Transcribe each line of the material as it is, and drop any picture.

>> Start

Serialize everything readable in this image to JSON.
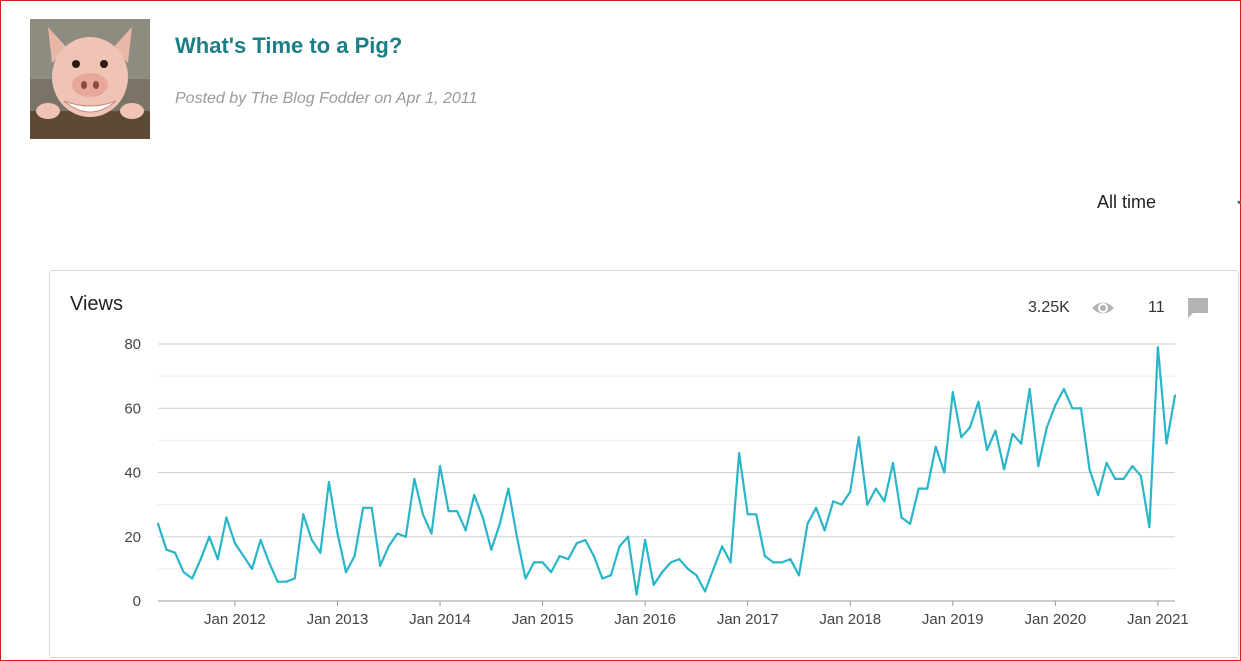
{
  "post": {
    "title": "What's Time to a Pig?",
    "meta": "Posted by The Blog Fodder on Apr 1, 2011"
  },
  "range": {
    "selected": "All time"
  },
  "card": {
    "title": "Views",
    "views_total": "3.25K",
    "comments_total": "11"
  },
  "colors": {
    "line": "#29b6c8",
    "title": "#1a7f87",
    "grid": "#dcdcdc"
  },
  "icons": {
    "views": "eye-icon",
    "comments": "comment-icon"
  },
  "chart_data": {
    "type": "line",
    "title": "Views",
    "xlabel": "",
    "ylabel": "",
    "ylim": [
      0,
      80
    ],
    "yticks": [
      0,
      20,
      40,
      60,
      80
    ],
    "start": "2011-04",
    "xtick_labels": [
      "Jan 2012",
      "Jan 2013",
      "Jan 2014",
      "Jan 2015",
      "Jan 2016",
      "Jan 2017",
      "Jan 2018",
      "Jan 2019",
      "Jan 2020",
      "Jan 2021"
    ],
    "xtick_index": [
      9,
      21,
      33,
      45,
      57,
      69,
      81,
      93,
      105,
      117
    ],
    "series": [
      {
        "name": "Views",
        "values": [
          24,
          16,
          15,
          9,
          7,
          13,
          20,
          13,
          26,
          18,
          14,
          10,
          19,
          12,
          6,
          6,
          7,
          27,
          19,
          15,
          37,
          21,
          9,
          14,
          29,
          29,
          11,
          17,
          21,
          20,
          38,
          27,
          21,
          42,
          28,
          28,
          22,
          33,
          26,
          16,
          24,
          35,
          20,
          7,
          12,
          12,
          9,
          14,
          13,
          18,
          19,
          14,
          7,
          8,
          17,
          20,
          2,
          19,
          5,
          9,
          12,
          13,
          10,
          8,
          3,
          10,
          17,
          12,
          46,
          27,
          27,
          14,
          12,
          12,
          13,
          8,
          24,
          29,
          22,
          31,
          30,
          34,
          51,
          30,
          35,
          31,
          43,
          26,
          24,
          35,
          35,
          48,
          40,
          65,
          51,
          54,
          62,
          47,
          53,
          41,
          52,
          49,
          66,
          42,
          54,
          61,
          66,
          60,
          60,
          41,
          33,
          43,
          38,
          38,
          42,
          39,
          23,
          79,
          49,
          64
        ]
      }
    ]
  }
}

>> End

▶ RESPONSE TO THIS EXERCISE
Serialize everything readable in this image to JSON.
{
  "post": {
    "title": "What's Time to a Pig?",
    "meta": "Posted by The Blog Fodder on Apr 1, 2011"
  },
  "range": {
    "selected": "All time"
  },
  "card": {
    "title": "Views",
    "views_total": "3.25K",
    "comments_total": "11"
  },
  "colors": {
    "line": "#29b6c8",
    "title": "#1a7f87",
    "grid": "#dcdcdc"
  },
  "icons": {
    "views": "eye-icon",
    "comments": "comment-icon"
  },
  "chart_data": {
    "type": "line",
    "title": "Views",
    "xlabel": "",
    "ylabel": "",
    "ylim": [
      0,
      80
    ],
    "yticks": [
      0,
      20,
      40,
      60,
      80
    ],
    "start": "2011-04",
    "xtick_labels": [
      "Jan 2012",
      "Jan 2013",
      "Jan 2014",
      "Jan 2015",
      "Jan 2016",
      "Jan 2017",
      "Jan 2018",
      "Jan 2019",
      "Jan 2020",
      "Jan 2021"
    ],
    "xtick_index": [
      9,
      21,
      33,
      45,
      57,
      69,
      81,
      93,
      105,
      117
    ],
    "series": [
      {
        "name": "Views",
        "values": [
          24,
          16,
          15,
          9,
          7,
          13,
          20,
          13,
          26,
          18,
          14,
          10,
          19,
          12,
          6,
          6,
          7,
          27,
          19,
          15,
          37,
          21,
          9,
          14,
          29,
          29,
          11,
          17,
          21,
          20,
          38,
          27,
          21,
          42,
          28,
          28,
          22,
          33,
          26,
          16,
          24,
          35,
          20,
          7,
          12,
          12,
          9,
          14,
          13,
          18,
          19,
          14,
          7,
          8,
          17,
          20,
          2,
          19,
          5,
          9,
          12,
          13,
          10,
          8,
          3,
          10,
          17,
          12,
          46,
          27,
          27,
          14,
          12,
          12,
          13,
          8,
          24,
          29,
          22,
          31,
          30,
          34,
          51,
          30,
          35,
          31,
          43,
          26,
          24,
          35,
          35,
          48,
          40,
          65,
          51,
          54,
          62,
          47,
          53,
          41,
          52,
          49,
          66,
          42,
          54,
          61,
          66,
          60,
          60,
          41,
          33,
          43,
          38,
          38,
          42,
          39,
          23,
          79,
          49,
          64
        ]
      }
    ]
  }
}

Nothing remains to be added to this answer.